Do this: Can you restate the records below word for word?

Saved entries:
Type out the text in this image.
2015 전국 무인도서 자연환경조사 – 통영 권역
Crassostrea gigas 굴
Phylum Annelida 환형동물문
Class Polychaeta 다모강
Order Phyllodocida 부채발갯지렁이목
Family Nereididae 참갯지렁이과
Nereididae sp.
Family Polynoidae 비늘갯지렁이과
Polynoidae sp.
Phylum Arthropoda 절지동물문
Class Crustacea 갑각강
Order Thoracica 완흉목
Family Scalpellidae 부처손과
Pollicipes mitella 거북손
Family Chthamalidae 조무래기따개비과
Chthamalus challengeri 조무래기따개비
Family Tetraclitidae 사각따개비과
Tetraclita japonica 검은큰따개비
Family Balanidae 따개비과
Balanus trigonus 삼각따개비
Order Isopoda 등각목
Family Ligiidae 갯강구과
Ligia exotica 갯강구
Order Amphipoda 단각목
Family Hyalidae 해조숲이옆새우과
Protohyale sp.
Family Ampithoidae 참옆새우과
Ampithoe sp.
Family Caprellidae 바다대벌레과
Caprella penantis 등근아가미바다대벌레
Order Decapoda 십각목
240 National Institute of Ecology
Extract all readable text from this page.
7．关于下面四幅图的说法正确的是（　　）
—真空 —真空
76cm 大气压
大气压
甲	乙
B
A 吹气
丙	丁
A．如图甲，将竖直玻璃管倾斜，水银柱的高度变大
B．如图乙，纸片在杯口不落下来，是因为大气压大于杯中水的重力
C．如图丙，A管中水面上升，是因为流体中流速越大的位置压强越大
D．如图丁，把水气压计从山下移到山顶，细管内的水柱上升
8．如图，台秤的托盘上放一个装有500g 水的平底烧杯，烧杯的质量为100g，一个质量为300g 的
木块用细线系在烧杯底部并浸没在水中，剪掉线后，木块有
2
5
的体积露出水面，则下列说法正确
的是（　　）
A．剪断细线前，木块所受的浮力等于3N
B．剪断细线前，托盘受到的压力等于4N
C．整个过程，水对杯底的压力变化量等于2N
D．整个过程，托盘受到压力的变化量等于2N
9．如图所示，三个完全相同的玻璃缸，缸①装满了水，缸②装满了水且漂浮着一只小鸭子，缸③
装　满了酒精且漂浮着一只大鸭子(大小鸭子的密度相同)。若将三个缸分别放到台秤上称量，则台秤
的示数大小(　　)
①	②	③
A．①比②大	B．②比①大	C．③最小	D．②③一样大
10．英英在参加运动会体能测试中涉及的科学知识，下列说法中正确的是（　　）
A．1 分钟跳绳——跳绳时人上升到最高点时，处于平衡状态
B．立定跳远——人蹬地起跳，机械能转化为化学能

Expected answer:
Type out the text in this image.
2015 전국 무인도서 자연환경조사 – 통영 권역
Crassostrea gigas 굴
Phylum Annelida 환형동물문
Class Polychaeta 다모강
Order Phyllodocida 부채발갯지렁이목
Family Nereididae 참갯지렁이과
Nereididae sp.
Family Polynoidae 비늘갯지렁이과
Polynoidae sp.
Phylum Arthropoda 절지동물문
Class Crustacea 갑각강
Order Thoracica 완흉목
Family Scalpellidae 부처손과
Pollicipes mitella 거북손
Family Chthamalidae 조무래기따개비과
Chthamalus challengeri 조무래기따개비
Family Tetraclitidae 사각따개비과
Tetraclita japonica 검은큰따개비
Family Balanidae 따개비과
Balanus trigonus 삼각따개비
Order Isopoda 등각목
Family Ligiidae 갯강구과
Ligia exotica 갯강구
Order Amphipoda 단각목
Family Hyalidae 해조숲이옆새우과
Protohyale sp.
Family Ampithoidae 참옆새우과
Ampithoe sp.
Family Caprellidae 바다대벌레과
Caprella penantis 등근아가미바다대벌레
Order Decapoda 십각목
240 National Institute of Ecology
Extract all readable text from this page.
7．关于下面四幅图的说法正确的是（　　）
—真空 —真空
76cm 大气压
大气压
甲	乙
B
A 吹气
丙	丁
A．如图甲，将竖直玻璃管倾斜，水银柱的高度变大
B．如图乙，纸片在杯口不落下来，是因为大气压大于杯中水的重力
C．如图丙，A管中水面上升，是因为流体中流速越大的位置压强越大
D．如图丁，把水气压计从山下移到山顶，细管内的水柱上升
8．如图，台秤的托盘上放一个装有500g 水的平底烧杯，烧杯的质量为100g，一个质量为300g 的
木块用细线系在烧杯底部并浸没在水中，剪掉线后，木块有
2
5
的体积露出水面，则下列说法正确
的是（　　）
A．剪断细线前，木块所受的浮力等于3N
B．剪断细线前，托盘受到的压力等于4N
C．整个过程，水对杯底的压力变化量等于2N
D．整个过程，托盘受到压力的变化量等于2N
9．如图所示，三个完全相同的玻璃缸，缸①装满了水，缸②装满了水且漂浮着一只小鸭子，缸③
装　满了酒精且漂浮着一只大鸭子(大小鸭子的密度相同)。若将三个缸分别放到台秤上称量，则台秤
的示数大小(　　)
①	②	③
A．①比②大	B．②比①大	C．③最小	D．②③一样大
10．英英在参加运动会体能测试中涉及的科学知识，下列说法中正确的是（　　）
A．1 分钟跳绳——跳绳时人上升到最高点时，处于平衡状态
B．立定跳远——人蹬地起跳，机械能转化为化学能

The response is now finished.